WORK TO DO: Write the material out again exactly.

::::::

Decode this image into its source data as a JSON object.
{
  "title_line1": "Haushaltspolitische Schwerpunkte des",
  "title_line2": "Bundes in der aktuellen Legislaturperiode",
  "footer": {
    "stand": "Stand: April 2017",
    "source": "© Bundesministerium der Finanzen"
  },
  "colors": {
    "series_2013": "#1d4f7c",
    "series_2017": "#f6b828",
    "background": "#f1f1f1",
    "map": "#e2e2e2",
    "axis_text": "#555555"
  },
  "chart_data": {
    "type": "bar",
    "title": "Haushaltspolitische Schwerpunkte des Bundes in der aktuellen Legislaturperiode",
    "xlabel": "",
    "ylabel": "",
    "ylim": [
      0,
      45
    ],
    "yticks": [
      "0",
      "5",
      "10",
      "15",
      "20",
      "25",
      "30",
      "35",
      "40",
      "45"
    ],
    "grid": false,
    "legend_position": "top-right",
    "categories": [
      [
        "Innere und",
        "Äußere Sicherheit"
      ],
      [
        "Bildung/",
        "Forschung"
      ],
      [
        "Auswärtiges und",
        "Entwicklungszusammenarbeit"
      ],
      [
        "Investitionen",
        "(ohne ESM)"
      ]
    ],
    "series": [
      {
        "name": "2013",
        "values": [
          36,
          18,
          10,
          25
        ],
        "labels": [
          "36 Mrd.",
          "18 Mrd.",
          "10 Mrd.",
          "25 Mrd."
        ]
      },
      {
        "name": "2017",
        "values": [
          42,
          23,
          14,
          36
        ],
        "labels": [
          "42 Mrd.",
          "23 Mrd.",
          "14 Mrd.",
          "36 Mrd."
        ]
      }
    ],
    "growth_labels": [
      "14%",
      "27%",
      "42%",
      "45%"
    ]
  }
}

::::::

EXPECTED ANSWER:
Decode this image into its source data as a JSON object.
{
  "title_line1": "Haushaltspolitische Schwerpunkte des",
  "title_line2": "Bundes in der aktuellen Legislaturperiode",
  "footer": {
    "stand": "Stand: April 2017",
    "source": "© Bundesministerium der Finanzen"
  },
  "colors": {
    "series_2013": "#1d4f7c",
    "series_2017": "#f6b828",
    "background": "#f1f1f1",
    "map": "#e2e2e2",
    "axis_text": "#555555"
  },
  "chart_data": {
    "type": "bar",
    "title": "Haushaltspolitische Schwerpunkte des Bundes in der aktuellen Legislaturperiode",
    "xlabel": "",
    "ylabel": "",
    "ylim": [
      0,
      45
    ],
    "yticks": [
      "0",
      "5",
      "10",
      "15",
      "20",
      "25",
      "30",
      "35",
      "40",
      "45"
    ],
    "grid": false,
    "legend_position": "top-right",
    "categories": [
      [
        "Innere und",
        "Äußere Sicherheit"
      ],
      [
        "Bildung/",
        "Forschung"
      ],
      [
        "Auswärtiges und",
        "Entwicklungszusammenarbeit"
      ],
      [
        "Investitionen",
        "(ohne ESM)"
      ]
    ],
    "series": [
      {
        "name": "2013",
        "values": [
          36,
          18,
          10,
          25
        ],
        "labels": [
          "36 Mrd.",
          "18 Mrd.",
          "10 Mrd.",
          "25 Mrd."
        ]
      },
      {
        "name": "2017",
        "values": [
          42,
          23,
          14,
          36
        ],
        "labels": [
          "42 Mrd.",
          "23 Mrd.",
          "14 Mrd.",
          "36 Mrd."
        ]
      }
    ],
    "growth_labels": [
      "14%",
      "27%",
      "42%",
      "45%"
    ]
  }
}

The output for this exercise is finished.